--- start Provided records ---
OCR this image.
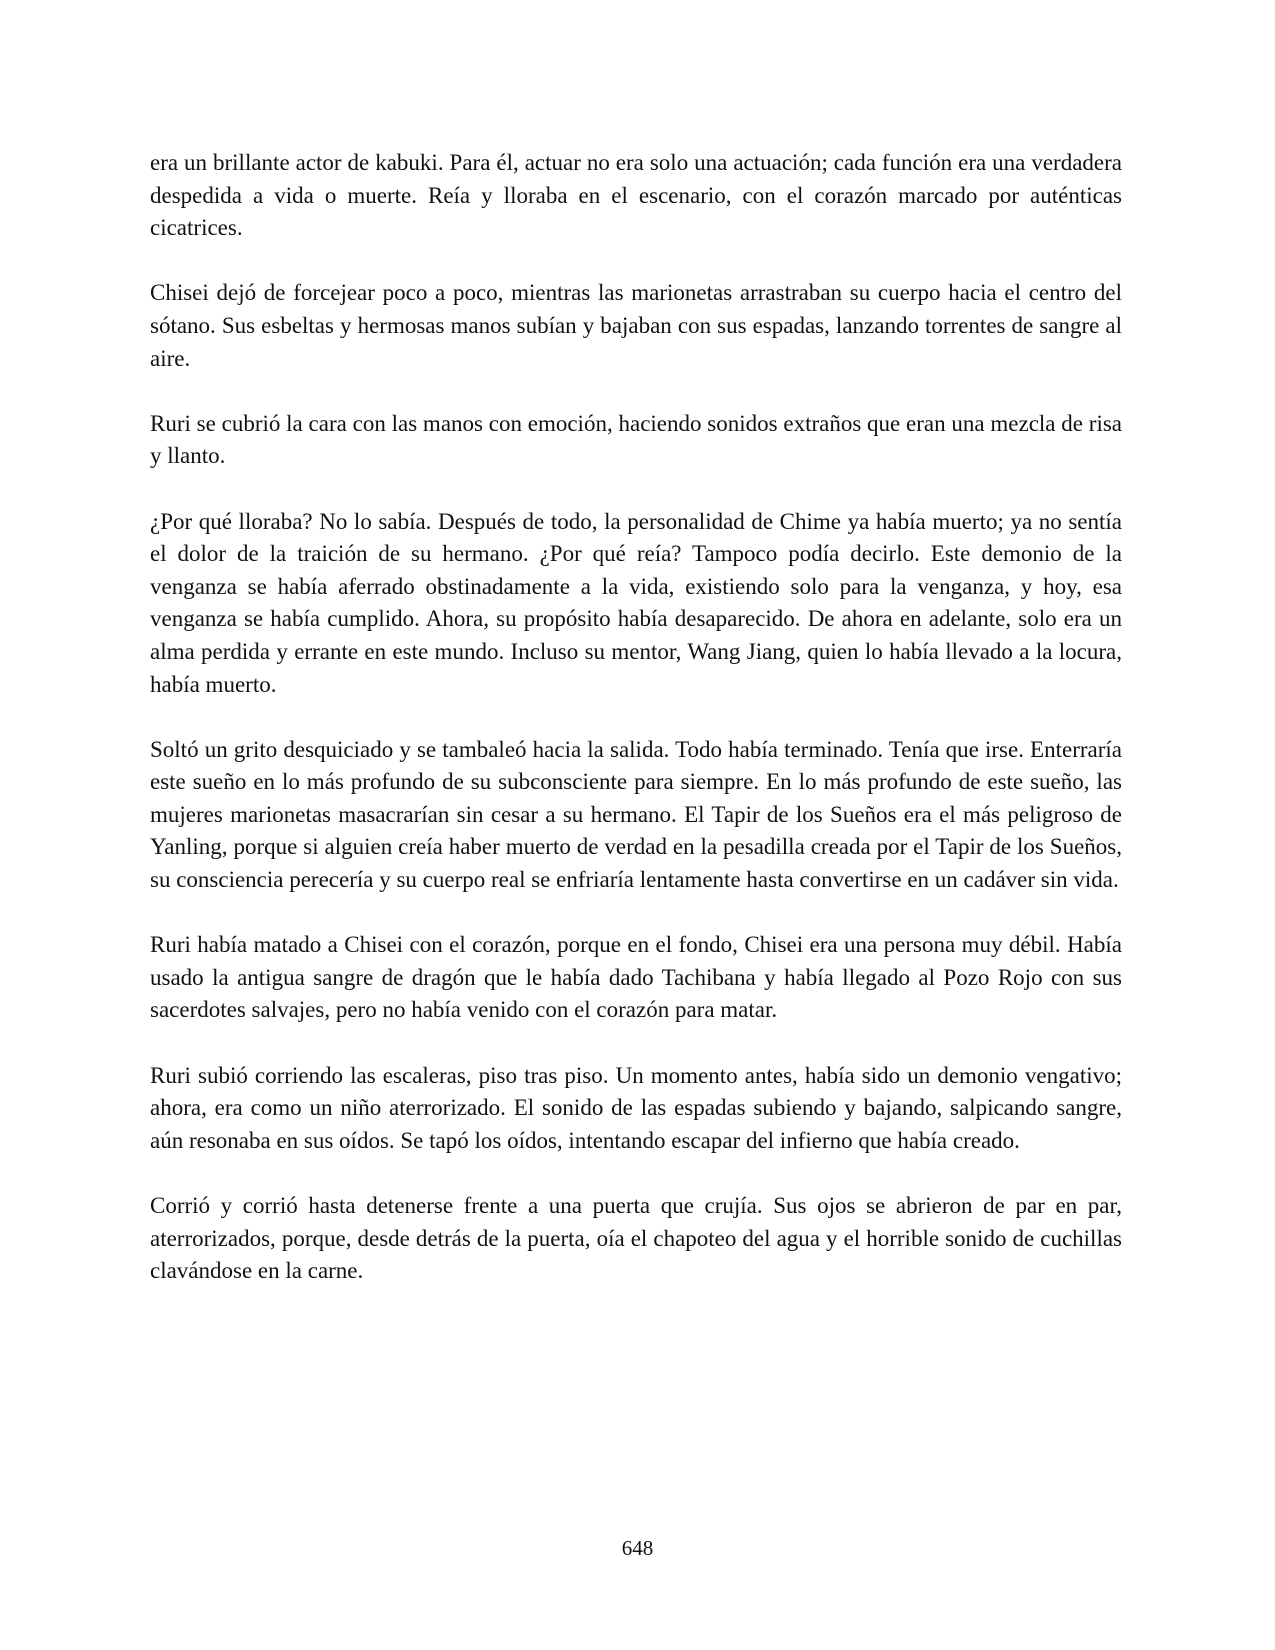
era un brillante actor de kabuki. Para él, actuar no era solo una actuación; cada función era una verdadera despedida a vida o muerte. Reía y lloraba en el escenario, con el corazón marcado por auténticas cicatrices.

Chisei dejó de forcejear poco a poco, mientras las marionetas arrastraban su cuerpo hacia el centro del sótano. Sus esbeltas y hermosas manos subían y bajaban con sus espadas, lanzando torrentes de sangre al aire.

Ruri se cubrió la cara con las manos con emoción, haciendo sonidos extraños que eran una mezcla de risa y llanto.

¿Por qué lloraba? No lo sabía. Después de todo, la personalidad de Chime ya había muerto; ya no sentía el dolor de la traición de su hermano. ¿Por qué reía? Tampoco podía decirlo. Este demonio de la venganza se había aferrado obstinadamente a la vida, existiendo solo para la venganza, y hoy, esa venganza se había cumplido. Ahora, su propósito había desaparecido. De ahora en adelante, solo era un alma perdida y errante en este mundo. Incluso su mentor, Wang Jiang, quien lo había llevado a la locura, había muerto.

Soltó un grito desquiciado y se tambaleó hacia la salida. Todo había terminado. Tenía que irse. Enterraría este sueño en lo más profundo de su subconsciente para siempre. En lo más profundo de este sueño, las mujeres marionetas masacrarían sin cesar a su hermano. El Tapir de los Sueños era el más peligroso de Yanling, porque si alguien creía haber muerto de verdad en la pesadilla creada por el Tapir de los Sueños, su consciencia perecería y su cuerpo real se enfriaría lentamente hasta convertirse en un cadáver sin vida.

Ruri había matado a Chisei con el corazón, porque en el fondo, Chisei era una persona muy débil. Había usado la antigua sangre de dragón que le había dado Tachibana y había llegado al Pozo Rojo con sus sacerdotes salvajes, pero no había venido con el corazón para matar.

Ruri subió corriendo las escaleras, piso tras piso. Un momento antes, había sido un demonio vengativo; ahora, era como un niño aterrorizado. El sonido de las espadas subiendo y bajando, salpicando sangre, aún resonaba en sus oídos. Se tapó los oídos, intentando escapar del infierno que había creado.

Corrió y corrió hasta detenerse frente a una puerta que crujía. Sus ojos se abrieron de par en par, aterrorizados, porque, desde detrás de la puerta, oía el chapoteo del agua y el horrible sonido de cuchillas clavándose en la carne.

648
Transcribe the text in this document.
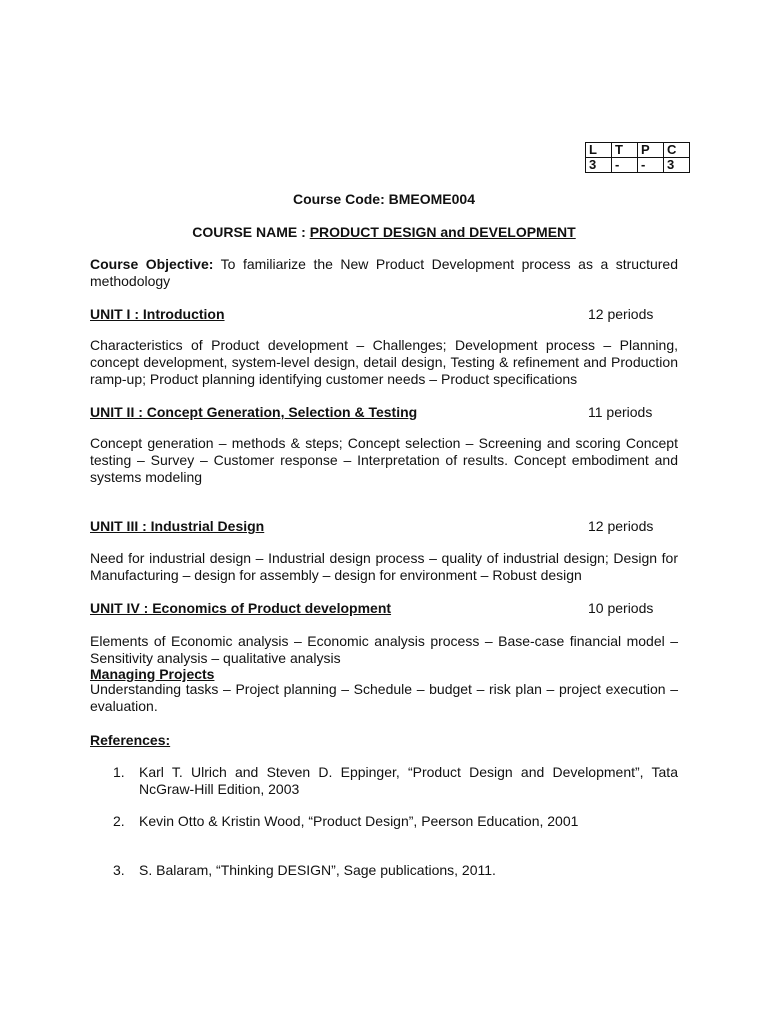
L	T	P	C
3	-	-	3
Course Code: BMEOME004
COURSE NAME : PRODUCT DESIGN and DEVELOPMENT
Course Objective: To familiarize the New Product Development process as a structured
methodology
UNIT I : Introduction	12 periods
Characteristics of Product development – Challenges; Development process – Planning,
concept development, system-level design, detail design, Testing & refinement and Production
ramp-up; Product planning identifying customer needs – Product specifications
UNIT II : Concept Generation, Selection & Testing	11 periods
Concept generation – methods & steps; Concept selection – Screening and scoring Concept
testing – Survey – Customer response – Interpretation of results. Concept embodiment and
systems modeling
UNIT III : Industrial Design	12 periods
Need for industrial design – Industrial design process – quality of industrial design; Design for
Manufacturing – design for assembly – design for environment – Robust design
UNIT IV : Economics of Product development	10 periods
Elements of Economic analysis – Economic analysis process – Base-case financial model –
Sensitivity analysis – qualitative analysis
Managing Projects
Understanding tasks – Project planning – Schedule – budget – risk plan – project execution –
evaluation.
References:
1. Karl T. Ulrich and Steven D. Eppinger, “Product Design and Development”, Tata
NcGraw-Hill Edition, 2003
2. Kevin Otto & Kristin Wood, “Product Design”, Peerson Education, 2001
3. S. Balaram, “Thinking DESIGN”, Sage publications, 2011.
--- end Provided records ---
## Task
Provide only the count of lines in the material above that hold the word "UNIT".

## Result of this task
4